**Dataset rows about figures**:
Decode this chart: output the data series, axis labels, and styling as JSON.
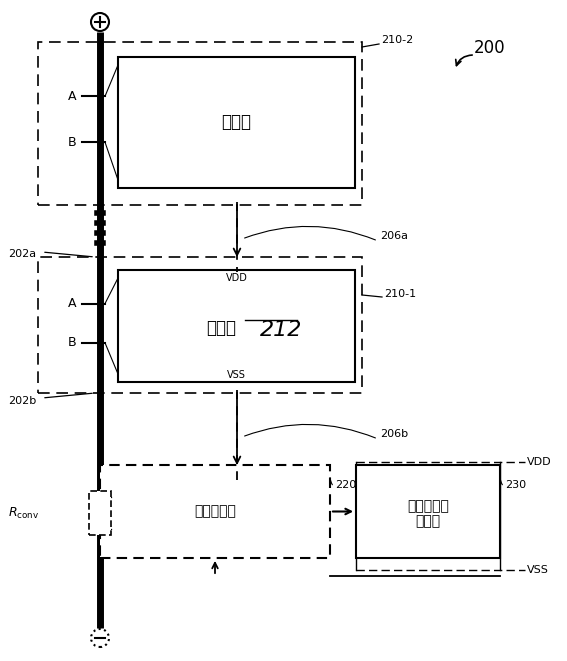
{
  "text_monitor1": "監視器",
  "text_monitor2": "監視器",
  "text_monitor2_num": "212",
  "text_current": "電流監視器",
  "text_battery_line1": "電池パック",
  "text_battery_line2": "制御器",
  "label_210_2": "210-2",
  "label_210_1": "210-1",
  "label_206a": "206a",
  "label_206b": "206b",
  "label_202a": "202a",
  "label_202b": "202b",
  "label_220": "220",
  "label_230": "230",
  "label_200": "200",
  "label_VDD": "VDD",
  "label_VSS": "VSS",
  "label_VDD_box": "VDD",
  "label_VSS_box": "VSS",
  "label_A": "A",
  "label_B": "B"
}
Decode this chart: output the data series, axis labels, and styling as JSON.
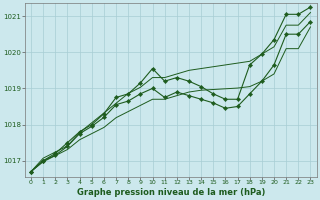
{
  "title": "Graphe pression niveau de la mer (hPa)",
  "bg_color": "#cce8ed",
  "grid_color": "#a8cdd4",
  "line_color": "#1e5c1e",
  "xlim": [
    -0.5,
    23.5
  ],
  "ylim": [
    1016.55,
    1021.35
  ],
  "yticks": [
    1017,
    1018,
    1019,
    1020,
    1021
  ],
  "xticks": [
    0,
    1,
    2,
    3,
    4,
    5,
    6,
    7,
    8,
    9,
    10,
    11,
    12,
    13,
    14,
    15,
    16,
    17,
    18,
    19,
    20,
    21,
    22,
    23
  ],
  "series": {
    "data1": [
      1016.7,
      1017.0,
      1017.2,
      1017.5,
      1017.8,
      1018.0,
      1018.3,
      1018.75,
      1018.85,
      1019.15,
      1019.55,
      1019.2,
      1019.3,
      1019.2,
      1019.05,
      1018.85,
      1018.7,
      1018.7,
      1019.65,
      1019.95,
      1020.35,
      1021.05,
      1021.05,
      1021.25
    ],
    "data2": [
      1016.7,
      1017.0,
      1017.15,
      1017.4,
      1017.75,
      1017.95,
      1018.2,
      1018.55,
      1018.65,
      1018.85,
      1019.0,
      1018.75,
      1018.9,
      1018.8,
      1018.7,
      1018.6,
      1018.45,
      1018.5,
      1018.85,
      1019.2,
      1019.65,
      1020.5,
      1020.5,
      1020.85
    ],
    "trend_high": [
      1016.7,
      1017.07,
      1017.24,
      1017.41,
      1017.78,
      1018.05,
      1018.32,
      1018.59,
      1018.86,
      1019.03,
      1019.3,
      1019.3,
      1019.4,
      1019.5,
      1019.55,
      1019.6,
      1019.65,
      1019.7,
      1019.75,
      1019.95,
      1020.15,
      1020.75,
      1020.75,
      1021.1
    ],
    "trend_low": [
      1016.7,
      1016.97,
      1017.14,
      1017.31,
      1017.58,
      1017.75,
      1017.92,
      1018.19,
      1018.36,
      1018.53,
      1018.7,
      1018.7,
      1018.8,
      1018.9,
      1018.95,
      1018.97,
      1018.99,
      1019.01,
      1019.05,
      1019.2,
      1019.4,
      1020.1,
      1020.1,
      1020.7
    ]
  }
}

**Directive**: Repeat the records above exactly, leaving out any pictures they contain.

**Output**:
Decode this chart: output the data series, axis labels, and styling as JSON.
{
  "text_monitor1": "監視器",
  "text_monitor2": "監視器",
  "text_monitor2_num": "212",
  "text_current": "電流監視器",
  "text_battery_line1": "電池パック",
  "text_battery_line2": "制御器",
  "label_210_2": "210-2",
  "label_210_1": "210-1",
  "label_206a": "206a",
  "label_206b": "206b",
  "label_202a": "202a",
  "label_202b": "202b",
  "label_220": "220",
  "label_230": "230",
  "label_200": "200",
  "label_VDD": "VDD",
  "label_VSS": "VSS",
  "label_VDD_box": "VDD",
  "label_VSS_box": "VSS",
  "label_A": "A",
  "label_B": "B"
}
Decode this chart: output the data series, axis labels, and styling as JSON.
{
  "title": "Graphe pression niveau de la mer (hPa)",
  "bg_color": "#cce8ed",
  "grid_color": "#a8cdd4",
  "line_color": "#1e5c1e",
  "xlim": [
    -0.5,
    23.5
  ],
  "ylim": [
    1016.55,
    1021.35
  ],
  "yticks": [
    1017,
    1018,
    1019,
    1020,
    1021
  ],
  "xticks": [
    0,
    1,
    2,
    3,
    4,
    5,
    6,
    7,
    8,
    9,
    10,
    11,
    12,
    13,
    14,
    15,
    16,
    17,
    18,
    19,
    20,
    21,
    22,
    23
  ],
  "series": {
    "data1": [
      1016.7,
      1017.0,
      1017.2,
      1017.5,
      1017.8,
      1018.0,
      1018.3,
      1018.75,
      1018.85,
      1019.15,
      1019.55,
      1019.2,
      1019.3,
      1019.2,
      1019.05,
      1018.85,
      1018.7,
      1018.7,
      1019.65,
      1019.95,
      1020.35,
      1021.05,
      1021.05,
      1021.25
    ],
    "data2": [
      1016.7,
      1017.0,
      1017.15,
      1017.4,
      1017.75,
      1017.95,
      1018.2,
      1018.55,
      1018.65,
      1018.85,
      1019.0,
      1018.75,
      1018.9,
      1018.8,
      1018.7,
      1018.6,
      1018.45,
      1018.5,
      1018.85,
      1019.2,
      1019.65,
      1020.5,
      1020.5,
      1020.85
    ],
    "trend_high": [
      1016.7,
      1017.07,
      1017.24,
      1017.41,
      1017.78,
      1018.05,
      1018.32,
      1018.59,
      1018.86,
      1019.03,
      1019.3,
      1019.3,
      1019.4,
      1019.5,
      1019.55,
      1019.6,
      1019.65,
      1019.7,
      1019.75,
      1019.95,
      1020.15,
      1020.75,
      1020.75,
      1021.1
    ],
    "trend_low": [
      1016.7,
      1016.97,
      1017.14,
      1017.31,
      1017.58,
      1017.75,
      1017.92,
      1018.19,
      1018.36,
      1018.53,
      1018.7,
      1018.7,
      1018.8,
      1018.9,
      1018.95,
      1018.97,
      1018.99,
      1019.01,
      1019.05,
      1019.2,
      1019.4,
      1020.1,
      1020.1,
      1020.7
    ]
  }
}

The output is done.